** start **
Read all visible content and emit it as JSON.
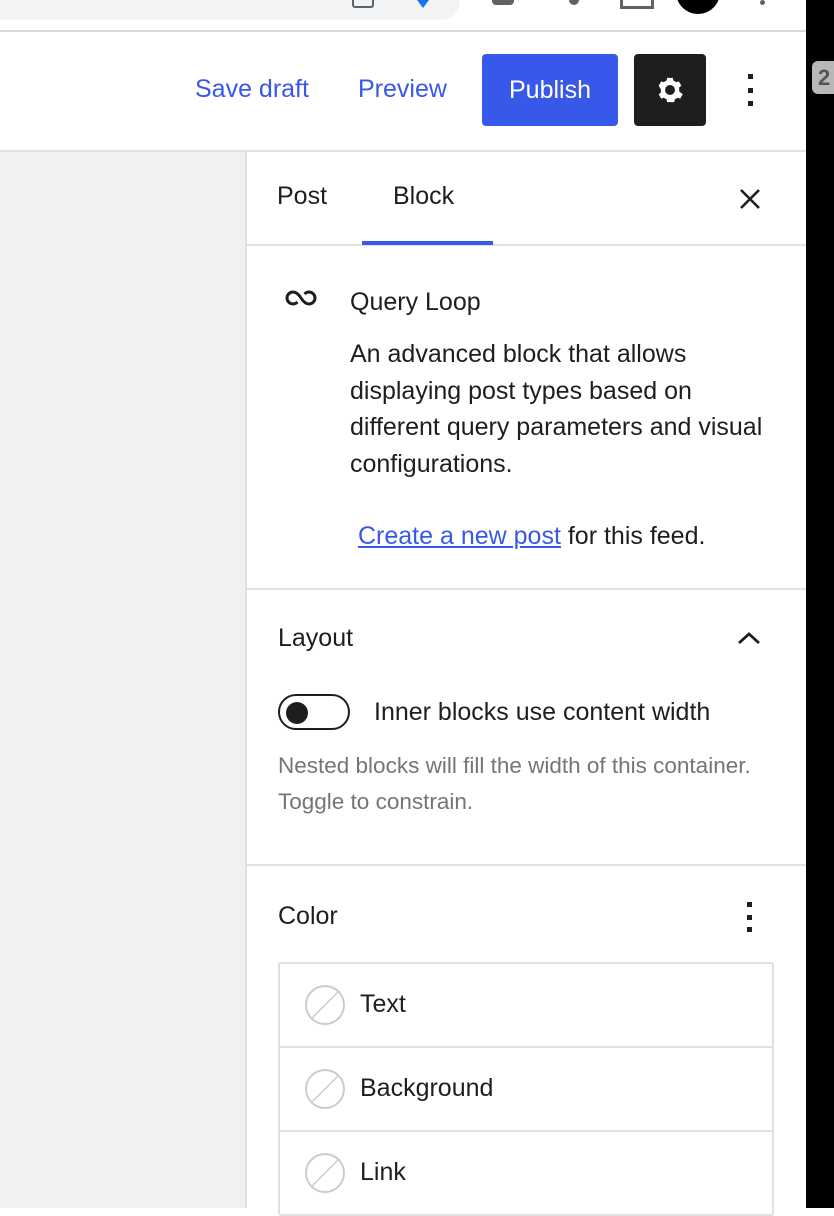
{
  "header": {
    "save_draft": "Save draft",
    "preview": "Preview",
    "publish": "Publish",
    "accent_color": "#3858e9"
  },
  "side_badge": "2",
  "sidebar": {
    "tabs": [
      {
        "label": "Post",
        "active": false
      },
      {
        "label": "Block",
        "active": true
      }
    ],
    "block_card": {
      "icon": "loop-icon",
      "title": "Query Loop",
      "description": "An advanced block that allows displaying post types based on different query parameters and visual configurations.",
      "create_link": "Create a new post",
      "create_suffix": " for this feed."
    },
    "layout": {
      "title": "Layout",
      "toggle_label": "Inner blocks use content width",
      "toggle_on": false,
      "help": "Nested blocks will fill the width of this container. Toggle to constrain."
    },
    "color": {
      "title": "Color",
      "items": [
        {
          "label": "Text"
        },
        {
          "label": "Background"
        },
        {
          "label": "Link"
        }
      ]
    }
  }
}
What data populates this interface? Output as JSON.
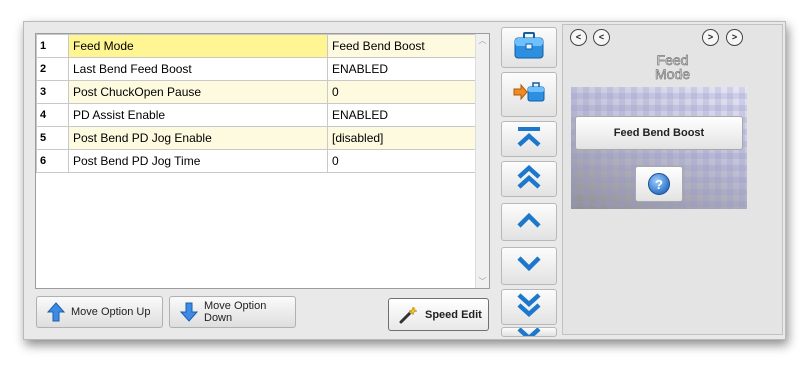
** end **
* OBJECTIVE
The records above need to be restated word for word, with the pictures left out.

* CORRECT OUTPUT
Read all visible content and emit it as JSON.
{
  "header": {
    "save_draft": "Save draft",
    "preview": "Preview",
    "publish": "Publish",
    "accent_color": "#3858e9"
  },
  "side_badge": "2",
  "sidebar": {
    "tabs": [
      {
        "label": "Post",
        "active": false
      },
      {
        "label": "Block",
        "active": true
      }
    ],
    "block_card": {
      "icon": "loop-icon",
      "title": "Query Loop",
      "description": "An advanced block that allows displaying post types based on different query parameters and visual configurations.",
      "create_link": "Create a new post",
      "create_suffix": " for this feed."
    },
    "layout": {
      "title": "Layout",
      "toggle_label": "Inner blocks use content width",
      "toggle_on": false,
      "help": "Nested blocks will fill the width of this container. Toggle to constrain."
    },
    "color": {
      "title": "Color",
      "items": [
        {
          "label": "Text"
        },
        {
          "label": "Background"
        },
        {
          "label": "Link"
        }
      ]
    }
  }
}
What data populates this interface? Output as JSON.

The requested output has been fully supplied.